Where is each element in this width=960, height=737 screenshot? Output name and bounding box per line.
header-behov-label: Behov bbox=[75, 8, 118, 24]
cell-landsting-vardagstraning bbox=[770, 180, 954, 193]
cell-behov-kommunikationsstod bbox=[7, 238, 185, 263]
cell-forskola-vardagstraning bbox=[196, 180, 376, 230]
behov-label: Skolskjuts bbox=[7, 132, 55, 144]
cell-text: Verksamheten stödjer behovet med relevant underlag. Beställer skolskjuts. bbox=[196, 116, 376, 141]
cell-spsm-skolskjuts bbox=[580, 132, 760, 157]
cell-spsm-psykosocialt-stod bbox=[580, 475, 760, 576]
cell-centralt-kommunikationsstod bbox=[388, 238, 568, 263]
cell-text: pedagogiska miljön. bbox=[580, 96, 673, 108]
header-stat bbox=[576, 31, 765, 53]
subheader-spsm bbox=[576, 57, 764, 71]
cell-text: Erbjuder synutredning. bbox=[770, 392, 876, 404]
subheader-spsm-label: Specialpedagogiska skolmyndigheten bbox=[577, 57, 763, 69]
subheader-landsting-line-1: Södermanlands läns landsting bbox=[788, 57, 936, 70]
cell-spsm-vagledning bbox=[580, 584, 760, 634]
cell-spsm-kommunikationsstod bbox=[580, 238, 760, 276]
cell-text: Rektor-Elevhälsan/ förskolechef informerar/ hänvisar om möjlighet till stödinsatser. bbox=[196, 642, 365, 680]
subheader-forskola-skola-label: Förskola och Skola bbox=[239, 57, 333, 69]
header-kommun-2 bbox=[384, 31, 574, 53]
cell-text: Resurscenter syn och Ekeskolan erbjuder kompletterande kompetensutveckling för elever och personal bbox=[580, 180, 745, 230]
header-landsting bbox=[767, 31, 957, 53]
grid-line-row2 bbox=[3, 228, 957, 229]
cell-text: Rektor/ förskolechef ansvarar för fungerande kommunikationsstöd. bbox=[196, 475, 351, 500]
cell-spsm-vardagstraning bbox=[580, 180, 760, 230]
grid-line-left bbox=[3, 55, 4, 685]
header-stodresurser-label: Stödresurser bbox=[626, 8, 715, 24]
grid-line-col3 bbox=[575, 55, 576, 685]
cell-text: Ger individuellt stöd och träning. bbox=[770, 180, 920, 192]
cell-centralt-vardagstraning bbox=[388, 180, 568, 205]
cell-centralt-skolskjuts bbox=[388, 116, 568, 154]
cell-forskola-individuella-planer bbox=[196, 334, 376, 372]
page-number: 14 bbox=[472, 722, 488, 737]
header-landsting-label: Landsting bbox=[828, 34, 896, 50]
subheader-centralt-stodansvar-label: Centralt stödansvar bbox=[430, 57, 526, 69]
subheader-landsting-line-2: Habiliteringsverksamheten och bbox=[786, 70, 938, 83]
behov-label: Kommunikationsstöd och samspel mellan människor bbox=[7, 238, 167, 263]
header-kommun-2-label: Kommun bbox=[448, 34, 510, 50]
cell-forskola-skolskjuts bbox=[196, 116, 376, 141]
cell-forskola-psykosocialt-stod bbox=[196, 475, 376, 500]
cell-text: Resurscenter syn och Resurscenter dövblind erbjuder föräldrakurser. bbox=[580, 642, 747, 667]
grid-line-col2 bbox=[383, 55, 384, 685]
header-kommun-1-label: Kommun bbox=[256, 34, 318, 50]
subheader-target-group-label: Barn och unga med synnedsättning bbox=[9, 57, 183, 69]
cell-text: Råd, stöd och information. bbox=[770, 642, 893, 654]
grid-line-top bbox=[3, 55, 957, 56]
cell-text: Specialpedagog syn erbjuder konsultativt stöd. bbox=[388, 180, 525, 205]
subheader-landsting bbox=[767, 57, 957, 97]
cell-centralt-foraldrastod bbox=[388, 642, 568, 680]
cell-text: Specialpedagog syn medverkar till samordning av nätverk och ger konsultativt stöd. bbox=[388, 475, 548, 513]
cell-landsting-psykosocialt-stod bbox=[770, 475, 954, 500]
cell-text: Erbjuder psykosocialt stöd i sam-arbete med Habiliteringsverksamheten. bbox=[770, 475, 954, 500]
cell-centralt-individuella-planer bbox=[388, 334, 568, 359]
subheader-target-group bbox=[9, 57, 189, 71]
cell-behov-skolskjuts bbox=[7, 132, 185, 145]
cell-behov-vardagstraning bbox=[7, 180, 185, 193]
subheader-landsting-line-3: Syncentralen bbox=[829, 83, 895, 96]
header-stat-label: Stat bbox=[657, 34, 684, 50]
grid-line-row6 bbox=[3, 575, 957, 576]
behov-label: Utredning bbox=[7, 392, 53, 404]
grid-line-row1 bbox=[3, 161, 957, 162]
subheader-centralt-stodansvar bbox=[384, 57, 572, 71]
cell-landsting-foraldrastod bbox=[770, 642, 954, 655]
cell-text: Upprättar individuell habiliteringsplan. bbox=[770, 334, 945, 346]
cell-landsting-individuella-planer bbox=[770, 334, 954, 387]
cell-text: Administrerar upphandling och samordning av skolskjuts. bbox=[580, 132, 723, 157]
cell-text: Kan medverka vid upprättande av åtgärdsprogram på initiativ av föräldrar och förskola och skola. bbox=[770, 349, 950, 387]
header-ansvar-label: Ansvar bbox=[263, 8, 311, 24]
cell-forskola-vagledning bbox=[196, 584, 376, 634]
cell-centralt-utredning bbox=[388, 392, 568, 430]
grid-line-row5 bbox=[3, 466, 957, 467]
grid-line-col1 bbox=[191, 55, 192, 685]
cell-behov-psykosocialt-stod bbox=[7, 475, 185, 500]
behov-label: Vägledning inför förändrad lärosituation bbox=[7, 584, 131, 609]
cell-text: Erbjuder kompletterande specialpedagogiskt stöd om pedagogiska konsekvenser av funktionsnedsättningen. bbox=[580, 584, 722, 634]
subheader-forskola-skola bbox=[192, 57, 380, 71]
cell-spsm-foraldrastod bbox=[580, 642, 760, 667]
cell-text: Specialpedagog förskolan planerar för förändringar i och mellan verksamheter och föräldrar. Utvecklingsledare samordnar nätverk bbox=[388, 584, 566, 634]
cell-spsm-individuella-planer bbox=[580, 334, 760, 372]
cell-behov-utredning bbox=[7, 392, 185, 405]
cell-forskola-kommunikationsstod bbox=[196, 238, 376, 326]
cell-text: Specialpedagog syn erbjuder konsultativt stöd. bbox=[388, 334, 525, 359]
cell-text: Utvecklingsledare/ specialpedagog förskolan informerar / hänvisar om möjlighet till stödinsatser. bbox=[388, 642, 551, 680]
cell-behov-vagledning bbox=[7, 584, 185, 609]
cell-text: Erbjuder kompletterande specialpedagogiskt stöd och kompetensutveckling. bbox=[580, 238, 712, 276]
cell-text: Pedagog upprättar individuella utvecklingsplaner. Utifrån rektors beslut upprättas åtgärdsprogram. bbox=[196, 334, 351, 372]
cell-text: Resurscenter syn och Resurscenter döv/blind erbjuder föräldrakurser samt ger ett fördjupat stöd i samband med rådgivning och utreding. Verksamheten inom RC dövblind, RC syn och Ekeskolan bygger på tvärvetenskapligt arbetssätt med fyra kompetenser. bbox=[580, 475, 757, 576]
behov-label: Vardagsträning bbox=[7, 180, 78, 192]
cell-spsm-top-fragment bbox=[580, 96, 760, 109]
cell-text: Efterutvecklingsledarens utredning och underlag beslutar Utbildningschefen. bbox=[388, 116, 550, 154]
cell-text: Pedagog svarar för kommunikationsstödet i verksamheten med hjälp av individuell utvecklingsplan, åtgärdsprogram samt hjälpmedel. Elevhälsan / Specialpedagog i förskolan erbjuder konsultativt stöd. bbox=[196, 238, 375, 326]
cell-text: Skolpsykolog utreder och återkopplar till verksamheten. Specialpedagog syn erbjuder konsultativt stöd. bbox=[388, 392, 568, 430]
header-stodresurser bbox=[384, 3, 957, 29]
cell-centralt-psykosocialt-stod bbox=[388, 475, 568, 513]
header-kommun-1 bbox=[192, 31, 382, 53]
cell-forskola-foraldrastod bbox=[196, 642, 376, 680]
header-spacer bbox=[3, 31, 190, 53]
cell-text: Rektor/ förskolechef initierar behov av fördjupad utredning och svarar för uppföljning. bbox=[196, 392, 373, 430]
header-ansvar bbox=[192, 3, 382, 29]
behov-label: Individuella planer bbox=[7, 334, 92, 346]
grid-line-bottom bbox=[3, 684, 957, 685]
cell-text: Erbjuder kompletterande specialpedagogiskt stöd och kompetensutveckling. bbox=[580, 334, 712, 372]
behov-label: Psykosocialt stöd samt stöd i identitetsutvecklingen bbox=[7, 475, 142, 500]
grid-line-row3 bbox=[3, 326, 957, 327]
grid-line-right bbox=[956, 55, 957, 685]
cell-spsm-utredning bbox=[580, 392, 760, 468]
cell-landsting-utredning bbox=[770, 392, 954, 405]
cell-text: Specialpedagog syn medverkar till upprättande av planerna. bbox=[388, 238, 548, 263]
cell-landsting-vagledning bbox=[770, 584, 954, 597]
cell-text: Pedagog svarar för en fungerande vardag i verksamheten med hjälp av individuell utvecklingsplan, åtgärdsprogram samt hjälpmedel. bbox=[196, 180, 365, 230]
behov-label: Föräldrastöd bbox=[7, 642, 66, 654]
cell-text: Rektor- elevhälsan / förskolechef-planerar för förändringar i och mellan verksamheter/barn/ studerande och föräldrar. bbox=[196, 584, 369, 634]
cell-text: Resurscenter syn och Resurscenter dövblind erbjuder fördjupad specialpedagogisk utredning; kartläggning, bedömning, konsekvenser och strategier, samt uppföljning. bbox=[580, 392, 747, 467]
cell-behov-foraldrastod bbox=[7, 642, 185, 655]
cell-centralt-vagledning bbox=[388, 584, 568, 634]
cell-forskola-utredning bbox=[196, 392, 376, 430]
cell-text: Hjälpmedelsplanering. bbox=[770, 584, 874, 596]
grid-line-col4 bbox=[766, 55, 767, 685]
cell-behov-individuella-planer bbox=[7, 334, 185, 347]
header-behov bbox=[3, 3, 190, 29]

+-------+

■ **WHAT YOU HAVE TO DO**
Report every line of the records that contains the string "stat", matching case exactly.

■ **OUTPUT FOR THIS EXERCISE**
header-stat bbox=[576, 31, 765, 53]
header-stat-label: Stat bbox=[657, 34, 684, 50]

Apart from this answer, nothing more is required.